The exercise.
Scan the lines below for the word "marker". Copy each line you find it in.

Provided information.

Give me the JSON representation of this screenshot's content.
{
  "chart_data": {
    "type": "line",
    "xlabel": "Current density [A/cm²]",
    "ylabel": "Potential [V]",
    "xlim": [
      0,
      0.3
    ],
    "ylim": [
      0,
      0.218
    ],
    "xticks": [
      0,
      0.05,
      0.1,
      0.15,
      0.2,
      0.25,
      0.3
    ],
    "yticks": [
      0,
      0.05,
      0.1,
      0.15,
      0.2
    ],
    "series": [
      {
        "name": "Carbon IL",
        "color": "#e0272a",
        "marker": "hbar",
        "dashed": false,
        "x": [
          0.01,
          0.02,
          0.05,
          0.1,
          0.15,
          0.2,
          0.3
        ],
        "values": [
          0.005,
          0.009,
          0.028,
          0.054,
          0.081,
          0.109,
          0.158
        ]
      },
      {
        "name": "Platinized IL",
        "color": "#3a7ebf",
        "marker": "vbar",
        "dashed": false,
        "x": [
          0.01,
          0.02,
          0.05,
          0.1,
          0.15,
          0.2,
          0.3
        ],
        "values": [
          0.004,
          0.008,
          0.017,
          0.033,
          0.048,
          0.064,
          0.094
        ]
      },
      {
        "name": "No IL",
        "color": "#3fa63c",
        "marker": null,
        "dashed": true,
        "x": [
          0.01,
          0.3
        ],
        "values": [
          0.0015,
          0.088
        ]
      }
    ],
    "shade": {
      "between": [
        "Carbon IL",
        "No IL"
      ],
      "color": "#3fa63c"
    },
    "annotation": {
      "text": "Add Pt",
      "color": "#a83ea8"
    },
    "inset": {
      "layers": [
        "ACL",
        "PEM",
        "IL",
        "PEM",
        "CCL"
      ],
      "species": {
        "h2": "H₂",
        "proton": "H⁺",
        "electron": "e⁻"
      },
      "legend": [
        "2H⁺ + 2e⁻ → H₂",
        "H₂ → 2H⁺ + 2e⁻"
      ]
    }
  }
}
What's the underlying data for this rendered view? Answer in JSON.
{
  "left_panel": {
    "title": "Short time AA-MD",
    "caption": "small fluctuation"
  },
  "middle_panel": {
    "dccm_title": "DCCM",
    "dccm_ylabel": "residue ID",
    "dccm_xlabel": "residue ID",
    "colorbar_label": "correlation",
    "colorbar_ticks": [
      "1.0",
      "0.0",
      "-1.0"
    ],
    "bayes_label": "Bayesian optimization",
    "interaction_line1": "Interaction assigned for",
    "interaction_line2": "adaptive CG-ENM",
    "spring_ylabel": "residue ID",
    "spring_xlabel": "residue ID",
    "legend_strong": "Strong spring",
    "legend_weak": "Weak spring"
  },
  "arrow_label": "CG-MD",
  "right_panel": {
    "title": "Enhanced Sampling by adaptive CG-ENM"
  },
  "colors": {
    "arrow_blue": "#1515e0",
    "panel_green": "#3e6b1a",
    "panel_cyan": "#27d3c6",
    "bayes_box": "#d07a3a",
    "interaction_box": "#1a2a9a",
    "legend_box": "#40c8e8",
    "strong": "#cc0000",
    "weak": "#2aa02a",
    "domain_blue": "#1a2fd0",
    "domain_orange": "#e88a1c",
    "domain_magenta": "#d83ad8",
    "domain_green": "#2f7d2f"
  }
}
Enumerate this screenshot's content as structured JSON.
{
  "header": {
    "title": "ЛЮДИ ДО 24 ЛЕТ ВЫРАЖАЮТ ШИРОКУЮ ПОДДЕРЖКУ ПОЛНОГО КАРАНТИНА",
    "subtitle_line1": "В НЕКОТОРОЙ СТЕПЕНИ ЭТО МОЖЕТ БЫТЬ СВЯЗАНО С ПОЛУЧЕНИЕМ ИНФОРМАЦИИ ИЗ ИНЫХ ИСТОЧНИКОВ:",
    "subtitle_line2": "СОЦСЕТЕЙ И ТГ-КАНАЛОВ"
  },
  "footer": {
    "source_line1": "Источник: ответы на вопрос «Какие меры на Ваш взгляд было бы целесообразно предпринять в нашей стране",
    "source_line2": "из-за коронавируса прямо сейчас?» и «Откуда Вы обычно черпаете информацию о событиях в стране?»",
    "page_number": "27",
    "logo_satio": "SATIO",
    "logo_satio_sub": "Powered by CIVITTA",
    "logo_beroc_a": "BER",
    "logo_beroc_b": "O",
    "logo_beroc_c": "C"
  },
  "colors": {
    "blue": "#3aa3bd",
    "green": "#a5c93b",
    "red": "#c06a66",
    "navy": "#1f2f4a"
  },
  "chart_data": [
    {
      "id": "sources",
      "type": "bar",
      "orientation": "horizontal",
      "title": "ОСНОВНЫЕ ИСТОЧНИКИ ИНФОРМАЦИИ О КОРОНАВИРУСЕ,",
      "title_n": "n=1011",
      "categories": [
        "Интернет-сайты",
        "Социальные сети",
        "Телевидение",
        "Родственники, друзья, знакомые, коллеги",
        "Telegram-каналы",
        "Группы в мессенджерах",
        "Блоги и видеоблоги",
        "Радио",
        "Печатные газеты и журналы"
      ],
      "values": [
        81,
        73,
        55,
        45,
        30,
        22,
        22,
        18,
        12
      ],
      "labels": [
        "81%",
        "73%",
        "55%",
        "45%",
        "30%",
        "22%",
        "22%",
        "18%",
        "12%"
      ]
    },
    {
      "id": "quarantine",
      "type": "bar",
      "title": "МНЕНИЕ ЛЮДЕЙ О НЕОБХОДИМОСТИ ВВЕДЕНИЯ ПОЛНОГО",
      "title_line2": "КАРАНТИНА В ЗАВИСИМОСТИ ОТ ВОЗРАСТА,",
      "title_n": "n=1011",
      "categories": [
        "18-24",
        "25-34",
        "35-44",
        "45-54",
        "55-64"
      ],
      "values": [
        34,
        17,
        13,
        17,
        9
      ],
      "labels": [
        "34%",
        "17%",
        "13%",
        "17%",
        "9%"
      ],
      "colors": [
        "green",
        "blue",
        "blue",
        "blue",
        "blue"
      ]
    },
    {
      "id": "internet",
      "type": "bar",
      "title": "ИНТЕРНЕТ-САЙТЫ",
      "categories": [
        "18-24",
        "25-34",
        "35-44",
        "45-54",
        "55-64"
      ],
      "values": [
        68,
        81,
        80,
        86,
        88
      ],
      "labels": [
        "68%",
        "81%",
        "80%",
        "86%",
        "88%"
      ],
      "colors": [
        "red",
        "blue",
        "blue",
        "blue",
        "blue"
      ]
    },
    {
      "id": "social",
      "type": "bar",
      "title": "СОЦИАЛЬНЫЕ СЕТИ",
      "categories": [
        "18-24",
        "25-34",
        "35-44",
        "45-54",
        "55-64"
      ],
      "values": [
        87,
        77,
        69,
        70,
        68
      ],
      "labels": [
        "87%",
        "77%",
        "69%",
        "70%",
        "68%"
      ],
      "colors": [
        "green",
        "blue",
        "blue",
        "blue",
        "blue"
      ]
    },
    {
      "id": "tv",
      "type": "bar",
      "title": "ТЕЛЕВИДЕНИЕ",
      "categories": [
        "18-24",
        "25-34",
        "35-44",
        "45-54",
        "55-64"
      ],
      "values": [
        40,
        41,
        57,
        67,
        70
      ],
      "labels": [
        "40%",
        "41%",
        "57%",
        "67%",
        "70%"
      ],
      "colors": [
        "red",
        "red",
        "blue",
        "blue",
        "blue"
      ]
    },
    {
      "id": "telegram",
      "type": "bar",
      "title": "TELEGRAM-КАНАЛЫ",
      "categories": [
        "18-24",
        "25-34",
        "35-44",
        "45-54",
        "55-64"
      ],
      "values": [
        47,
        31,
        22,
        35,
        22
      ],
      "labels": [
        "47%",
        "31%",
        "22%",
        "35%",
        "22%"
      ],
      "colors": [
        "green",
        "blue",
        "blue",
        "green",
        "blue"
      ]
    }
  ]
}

Answer.
        "marker": "hbar",
        "marker": "vbar",
        "marker": null,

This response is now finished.